**EXERCISE OBJECTIVE**
Skip the pictures and repeat each line of the data exactly.

**EXTRACTED ENTRIES**
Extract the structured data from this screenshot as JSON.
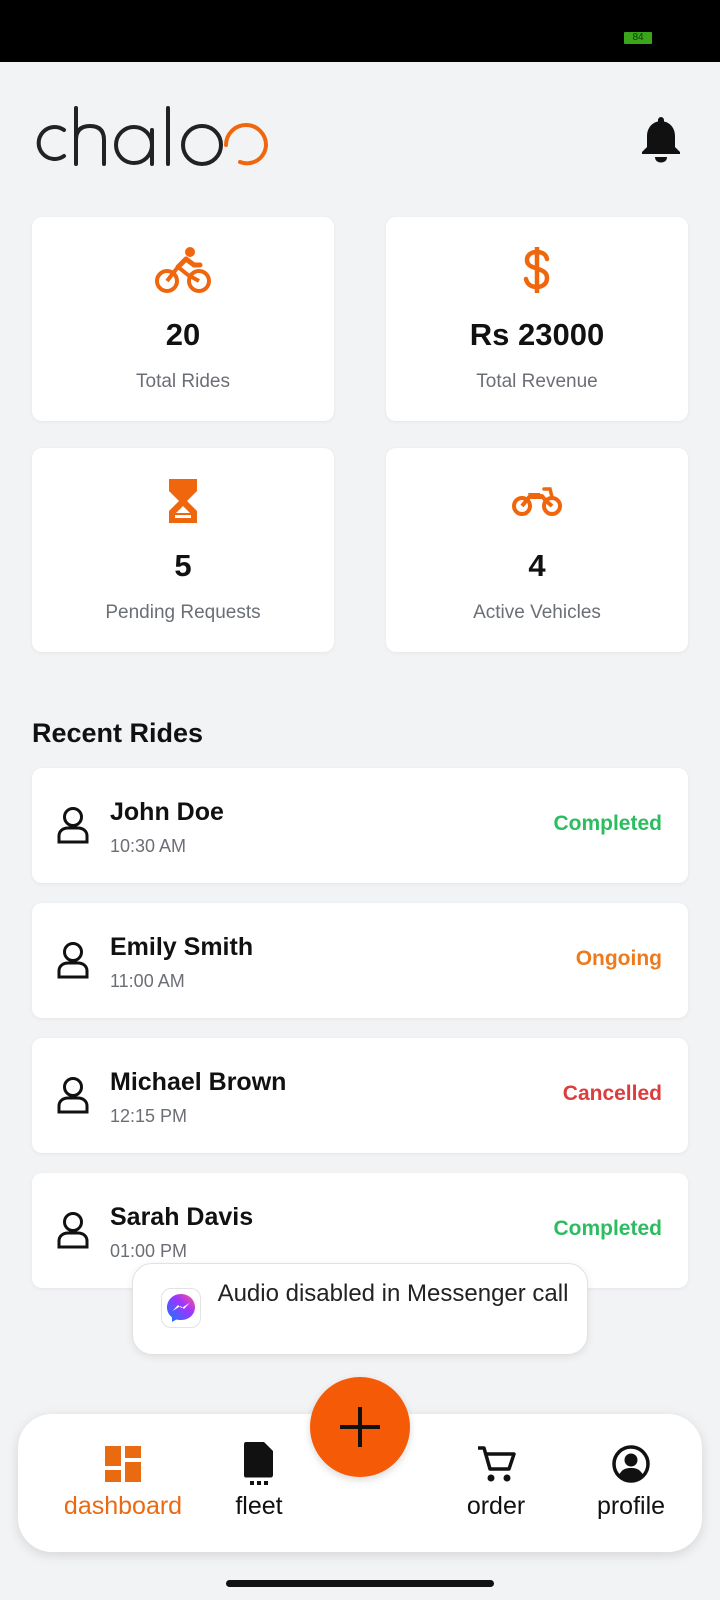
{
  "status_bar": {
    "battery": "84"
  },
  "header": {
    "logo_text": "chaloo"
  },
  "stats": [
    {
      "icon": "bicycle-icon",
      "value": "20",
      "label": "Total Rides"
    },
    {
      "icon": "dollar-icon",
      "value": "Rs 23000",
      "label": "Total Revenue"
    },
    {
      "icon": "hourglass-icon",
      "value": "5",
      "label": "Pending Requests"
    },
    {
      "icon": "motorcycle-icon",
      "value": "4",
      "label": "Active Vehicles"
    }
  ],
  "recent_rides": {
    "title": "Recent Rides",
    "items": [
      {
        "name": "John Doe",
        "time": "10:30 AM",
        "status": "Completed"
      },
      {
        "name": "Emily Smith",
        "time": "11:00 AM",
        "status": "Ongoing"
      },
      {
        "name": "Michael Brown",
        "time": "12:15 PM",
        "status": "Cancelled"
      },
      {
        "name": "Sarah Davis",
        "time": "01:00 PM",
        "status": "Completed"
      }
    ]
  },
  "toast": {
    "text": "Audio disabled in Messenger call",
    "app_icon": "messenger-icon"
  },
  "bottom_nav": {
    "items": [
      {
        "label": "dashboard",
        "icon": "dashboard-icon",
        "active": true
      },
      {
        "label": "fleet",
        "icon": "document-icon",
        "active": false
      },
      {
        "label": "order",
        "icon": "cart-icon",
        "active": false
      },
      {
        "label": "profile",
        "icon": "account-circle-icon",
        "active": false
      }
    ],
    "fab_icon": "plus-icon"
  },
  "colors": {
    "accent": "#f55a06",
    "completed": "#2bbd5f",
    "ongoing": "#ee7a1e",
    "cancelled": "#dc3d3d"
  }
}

**RESPONSE**
Extract the structured data from this screenshot as JSON.
{
  "status_bar": {
    "battery": "84"
  },
  "header": {
    "logo_text": "chaloo"
  },
  "stats": [
    {
      "icon": "bicycle-icon",
      "value": "20",
      "label": "Total Rides"
    },
    {
      "icon": "dollar-icon",
      "value": "Rs 23000",
      "label": "Total Revenue"
    },
    {
      "icon": "hourglass-icon",
      "value": "5",
      "label": "Pending Requests"
    },
    {
      "icon": "motorcycle-icon",
      "value": "4",
      "label": "Active Vehicles"
    }
  ],
  "recent_rides": {
    "title": "Recent Rides",
    "items": [
      {
        "name": "John Doe",
        "time": "10:30 AM",
        "status": "Completed"
      },
      {
        "name": "Emily Smith",
        "time": "11:00 AM",
        "status": "Ongoing"
      },
      {
        "name": "Michael Brown",
        "time": "12:15 PM",
        "status": "Cancelled"
      },
      {
        "name": "Sarah Davis",
        "time": "01:00 PM",
        "status": "Completed"
      }
    ]
  },
  "toast": {
    "text": "Audio disabled in Messenger call",
    "app_icon": "messenger-icon"
  },
  "bottom_nav": {
    "items": [
      {
        "label": "dashboard",
        "icon": "dashboard-icon",
        "active": true
      },
      {
        "label": "fleet",
        "icon": "document-icon",
        "active": false
      },
      {
        "label": "order",
        "icon": "cart-icon",
        "active": false
      },
      {
        "label": "profile",
        "icon": "account-circle-icon",
        "active": false
      }
    ],
    "fab_icon": "plus-icon"
  },
  "colors": {
    "accent": "#f55a06",
    "completed": "#2bbd5f",
    "ongoing": "#ee7a1e",
    "cancelled": "#dc3d3d"
  }
}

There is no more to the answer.